What the task requires.
Below is some material; transcribe all of it exactly.

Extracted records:
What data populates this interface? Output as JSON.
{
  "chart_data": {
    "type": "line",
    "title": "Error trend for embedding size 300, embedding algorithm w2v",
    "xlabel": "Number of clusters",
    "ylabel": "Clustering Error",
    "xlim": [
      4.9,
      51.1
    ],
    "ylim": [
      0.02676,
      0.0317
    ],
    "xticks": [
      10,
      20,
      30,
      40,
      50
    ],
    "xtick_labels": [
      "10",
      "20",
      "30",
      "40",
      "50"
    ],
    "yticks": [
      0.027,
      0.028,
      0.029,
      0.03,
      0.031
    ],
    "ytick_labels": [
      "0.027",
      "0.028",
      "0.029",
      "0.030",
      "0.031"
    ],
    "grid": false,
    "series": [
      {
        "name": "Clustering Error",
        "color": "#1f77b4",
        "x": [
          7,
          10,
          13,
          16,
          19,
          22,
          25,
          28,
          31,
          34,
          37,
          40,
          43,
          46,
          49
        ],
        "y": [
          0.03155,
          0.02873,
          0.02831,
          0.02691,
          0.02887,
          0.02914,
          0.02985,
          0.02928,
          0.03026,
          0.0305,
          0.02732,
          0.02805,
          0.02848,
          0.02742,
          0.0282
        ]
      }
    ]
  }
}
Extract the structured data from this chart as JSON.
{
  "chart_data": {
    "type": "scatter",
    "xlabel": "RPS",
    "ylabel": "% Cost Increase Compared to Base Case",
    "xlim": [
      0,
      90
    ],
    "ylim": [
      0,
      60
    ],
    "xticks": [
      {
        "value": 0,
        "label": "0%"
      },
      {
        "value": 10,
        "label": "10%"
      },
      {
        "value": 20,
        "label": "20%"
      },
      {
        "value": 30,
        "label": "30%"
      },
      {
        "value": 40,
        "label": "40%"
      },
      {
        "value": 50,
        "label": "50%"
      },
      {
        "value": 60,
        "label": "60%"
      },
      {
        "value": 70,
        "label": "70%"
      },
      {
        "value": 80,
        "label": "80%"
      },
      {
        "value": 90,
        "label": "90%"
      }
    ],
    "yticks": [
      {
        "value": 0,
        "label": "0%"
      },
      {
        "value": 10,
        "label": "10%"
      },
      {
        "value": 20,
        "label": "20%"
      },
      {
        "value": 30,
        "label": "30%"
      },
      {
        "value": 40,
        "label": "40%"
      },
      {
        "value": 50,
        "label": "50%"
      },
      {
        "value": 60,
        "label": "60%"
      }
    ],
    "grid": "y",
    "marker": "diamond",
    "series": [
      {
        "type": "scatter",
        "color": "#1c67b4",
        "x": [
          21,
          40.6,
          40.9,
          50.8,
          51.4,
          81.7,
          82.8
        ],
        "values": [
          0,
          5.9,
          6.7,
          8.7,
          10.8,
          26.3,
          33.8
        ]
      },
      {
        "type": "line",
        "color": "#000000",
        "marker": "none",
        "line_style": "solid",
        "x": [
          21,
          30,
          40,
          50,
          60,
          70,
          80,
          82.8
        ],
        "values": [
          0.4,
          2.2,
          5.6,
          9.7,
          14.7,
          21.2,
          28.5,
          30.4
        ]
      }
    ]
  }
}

Response below.
What data populates this interface? Output as JSON.
{
  "chart_data": {
    "type": "line",
    "title": "Error trend for embedding size 300, embedding algorithm w2v",
    "xlabel": "Number of clusters",
    "ylabel": "Clustering Error",
    "xlim": [
      4.9,
      51.1
    ],
    "ylim": [
      0.02676,
      0.0317
    ],
    "xticks": [
      10,
      20,
      30,
      40,
      50
    ],
    "xtick_labels": [
      "10",
      "20",
      "30",
      "40",
      "50"
    ],
    "yticks": [
      0.027,
      0.028,
      0.029,
      0.03,
      0.031
    ],
    "ytick_labels": [
      "0.027",
      "0.028",
      "0.029",
      "0.030",
      "0.031"
    ],
    "grid": false,
    "series": [
      {
        "name": "Clustering Error",
        "color": "#1f77b4",
        "x": [
          7,
          10,
          13,
          16,
          19,
          22,
          25,
          28,
          31,
          34,
          37,
          40,
          43,
          46,
          49
        ],
        "y": [
          0.03155,
          0.02873,
          0.02831,
          0.02691,
          0.02887,
          0.02914,
          0.02985,
          0.02928,
          0.03026,
          0.0305,
          0.02732,
          0.02805,
          0.02848,
          0.02742,
          0.0282
        ]
      }
    ]
  }
}
Extract the structured data from this chart as JSON.
{
  "chart_data": {
    "type": "scatter",
    "xlabel": "RPS",
    "ylabel": "% Cost Increase Compared to Base Case",
    "xlim": [
      0,
      90
    ],
    "ylim": [
      0,
      60
    ],
    "xticks": [
      {
        "value": 0,
        "label": "0%"
      },
      {
        "value": 10,
        "label": "10%"
      },
      {
        "value": 20,
        "label": "20%"
      },
      {
        "value": 30,
        "label": "30%"
      },
      {
        "value": 40,
        "label": "40%"
      },
      {
        "value": 50,
        "label": "50%"
      },
      {
        "value": 60,
        "label": "60%"
      },
      {
        "value": 70,
        "label": "70%"
      },
      {
        "value": 80,
        "label": "80%"
      },
      {
        "value": 90,
        "label": "90%"
      }
    ],
    "yticks": [
      {
        "value": 0,
        "label": "0%"
      },
      {
        "value": 10,
        "label": "10%"
      },
      {
        "value": 20,
        "label": "20%"
      },
      {
        "value": 30,
        "label": "30%"
      },
      {
        "value": 40,
        "label": "40%"
      },
      {
        "value": 50,
        "label": "50%"
      },
      {
        "value": 60,
        "label": "60%"
      }
    ],
    "grid": "y",
    "marker": "diamond",
    "series": [
      {
        "type": "scatter",
        "color": "#1c67b4",
        "x": [
          21,
          40.6,
          40.9,
          50.8,
          51.4,
          81.7,
          82.8
        ],
        "values": [
          0,
          5.9,
          6.7,
          8.7,
          10.8,
          26.3,
          33.8
        ]
      },
      {
        "type": "line",
        "color": "#000000",
        "marker": "none",
        "line_style": "solid",
        "x": [
          21,
          30,
          40,
          50,
          60,
          70,
          80,
          82.8
        ],
        "values": [
          0.4,
          2.2,
          5.6,
          9.7,
          14.7,
          21.2,
          28.5,
          30.4
        ]
      }
    ]
  }
}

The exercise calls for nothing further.